== Dataset extract

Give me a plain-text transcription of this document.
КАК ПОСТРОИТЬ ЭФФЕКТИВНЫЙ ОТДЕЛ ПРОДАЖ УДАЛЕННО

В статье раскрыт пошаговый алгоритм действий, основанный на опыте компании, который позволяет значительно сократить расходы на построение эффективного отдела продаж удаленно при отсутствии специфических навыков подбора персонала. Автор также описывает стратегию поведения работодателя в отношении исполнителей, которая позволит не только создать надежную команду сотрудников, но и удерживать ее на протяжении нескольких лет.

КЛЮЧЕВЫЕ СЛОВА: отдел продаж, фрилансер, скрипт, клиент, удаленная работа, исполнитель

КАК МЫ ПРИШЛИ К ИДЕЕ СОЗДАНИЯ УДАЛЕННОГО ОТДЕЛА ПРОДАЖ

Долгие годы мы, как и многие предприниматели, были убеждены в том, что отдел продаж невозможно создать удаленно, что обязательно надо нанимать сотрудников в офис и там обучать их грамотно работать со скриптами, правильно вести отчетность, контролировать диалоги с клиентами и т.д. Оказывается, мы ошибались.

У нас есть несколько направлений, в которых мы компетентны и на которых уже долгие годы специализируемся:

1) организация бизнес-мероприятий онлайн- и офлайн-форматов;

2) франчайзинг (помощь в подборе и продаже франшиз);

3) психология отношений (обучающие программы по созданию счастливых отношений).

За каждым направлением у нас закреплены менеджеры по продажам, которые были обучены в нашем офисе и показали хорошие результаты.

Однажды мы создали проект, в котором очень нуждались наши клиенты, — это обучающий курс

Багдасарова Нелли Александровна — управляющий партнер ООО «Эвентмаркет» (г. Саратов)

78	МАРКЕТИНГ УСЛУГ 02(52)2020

====

### Job
Return each line with "создать".

### Reply
В статье раскрыт пошаговый алгоритм действий, основанный на опыте компании, который позволяет значительно сократить расходы на построение эффективного отдела продаж удаленно при отсутствии специфических навыков подбора персонала. Автор также описывает стратегию поведения работодателя в отношении исполнителей, которая позволит не только создать надежную команду сотрудников, но и удерживать ее на протяжении нескольких лет.
Долгие годы мы, как и многие предприниматели, были убеждены в том, что отдел продаж невозможно создать удаленно, что обязательно надо нанимать сотрудников в офис и там обучать их грамотно работать со скриптами, правильно вести отчетность, контролировать диалоги с клиентами и т.д. Оказывается, мы ошибались.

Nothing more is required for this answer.